Copy out each line that includes the word "Time".
*** Task material ***
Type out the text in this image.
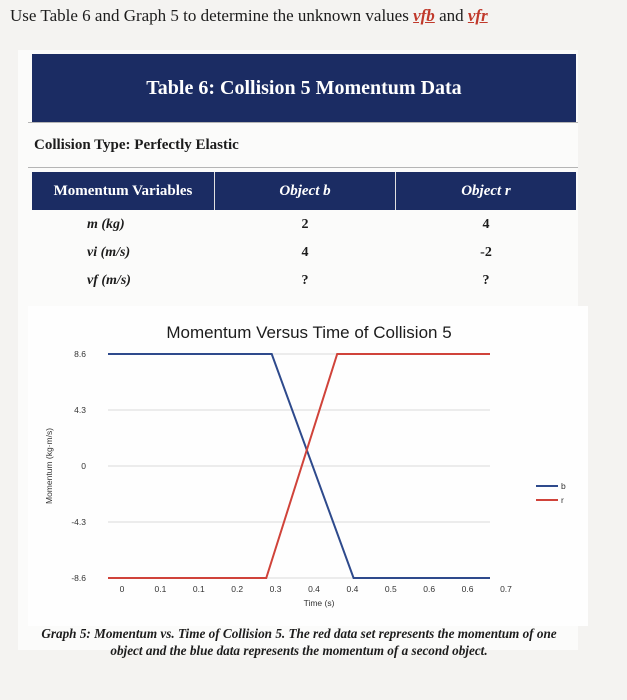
Use Table 6 and Graph 5 to determine the unknown values vfb and vfr
Table 6: Collision 5 Momentum Data
Collision Type: Perfectly Elastic
Momentum Variables	Object b	Object r
m (kg)	2	4
vi (m/s)	4	-2
vf (m/s)	?	?
Momentum Versus Time of Collision 5
8.6
4.3
0
-4.3
-8.6
0	0.1	0.1	0.2	0.3	0.4	0.4	0.5	0.6	0.6	0.7
Time (s)
Momentum (kg·m/s)	b
r
Graph 5: Momentum vs. Time of Collision 5. The red data set represents the momentum of one object and the blue data represents the momentum of a second object.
***
:: Reply to the exercise ::
Momentum Versus Time of Collision 5
Time (s)
Graph 5: Momentum vs. Time of Collision 5. The red data set represents the momentum of one object and the blue data represents the momentum of a second object.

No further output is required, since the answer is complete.